Problem details: Print all of the lines exactly. Any picture among them stays out.

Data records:
※
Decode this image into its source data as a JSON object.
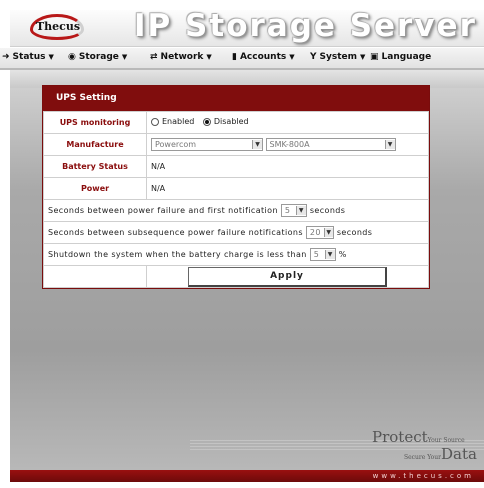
{
  "header": {
    "logo_text": "Thecus",
    "title": "IP Storage Server"
  },
  "menu": [
    {
      "label": "Status",
      "icon": "pointer-icon"
    },
    {
      "label": "Storage",
      "icon": "disk-icon"
    },
    {
      "label": "Network",
      "icon": "network-icon"
    },
    {
      "label": "Accounts",
      "icon": "accounts-icon"
    },
    {
      "label": "System",
      "icon": "system-icon"
    },
    {
      "label": "Language",
      "icon": "language-icon"
    }
  ],
  "panel": {
    "title": "UPS Setting",
    "rows": {
      "monitoring_label": "UPS monitoring",
      "enabled_label": "Enabled",
      "disabled_label": "Disabled",
      "monitoring_value": "Disabled",
      "manufacture_label": "Manufacture",
      "manufacturer_value": "Powercom",
      "model_value": "SMK-800A",
      "battery_label": "Battery Status",
      "battery_value": "N/A",
      "power_label": "Power",
      "power_value": "N/A",
      "first_notify_prefix": "Seconds between power failure and first notification",
      "first_notify_value": "5",
      "first_notify_suffix": "seconds",
      "subseq_prefix": "Seconds between subsequence power failure notifications",
      "subseq_value": "20",
      "subseq_suffix": "seconds",
      "shutdown_prefix": "Shutdown the system when the battery charge is less than",
      "shutdown_value": "5",
      "shutdown_suffix": "%"
    },
    "apply_label": "Apply"
  },
  "footer": {
    "protect": "Protect",
    "your_source": "Your Source",
    "secure_your": "Secure Your",
    "data": "Data",
    "url": "www.thecus.com"
  },
  "colors": {
    "accent": "#800d0d",
    "label_red": "#8a0d0d"
  }
}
※
Exercise response:
Decode this image into its source data as a JSON object.
{
  "header": {
    "logo_text": "Thecus",
    "title": "IP Storage Server"
  },
  "menu": [
    {
      "label": "Status",
      "icon": "pointer-icon"
    },
    {
      "label": "Storage",
      "icon": "disk-icon"
    },
    {
      "label": "Network",
      "icon": "network-icon"
    },
    {
      "label": "Accounts",
      "icon": "accounts-icon"
    },
    {
      "label": "System",
      "icon": "system-icon"
    },
    {
      "label": "Language",
      "icon": "language-icon"
    }
  ],
  "panel": {
    "title": "UPS Setting",
    "rows": {
      "monitoring_label": "UPS monitoring",
      "enabled_label": "Enabled",
      "disabled_label": "Disabled",
      "monitoring_value": "Disabled",
      "manufacture_label": "Manufacture",
      "manufacturer_value": "Powercom",
      "model_value": "SMK-800A",
      "battery_label": "Battery Status",
      "battery_value": "N/A",
      "power_label": "Power",
      "power_value": "N/A",
      "first_notify_prefix": "Seconds between power failure and first notification",
      "first_notify_value": "5",
      "first_notify_suffix": "seconds",
      "subseq_prefix": "Seconds between subsequence power failure notifications",
      "subseq_value": "20",
      "subseq_suffix": "seconds",
      "shutdown_prefix": "Shutdown the system when the battery charge is less than",
      "shutdown_value": "5",
      "shutdown_suffix": "%"
    },
    "apply_label": "Apply"
  },
  "footer": {
    "protect": "Protect",
    "your_source": "Your Source",
    "secure_your": "Secure Your",
    "data": "Data",
    "url": "www.thecus.com"
  },
  "colors": {
    "accent": "#800d0d",
    "label_red": "#8a0d0d"
  }
}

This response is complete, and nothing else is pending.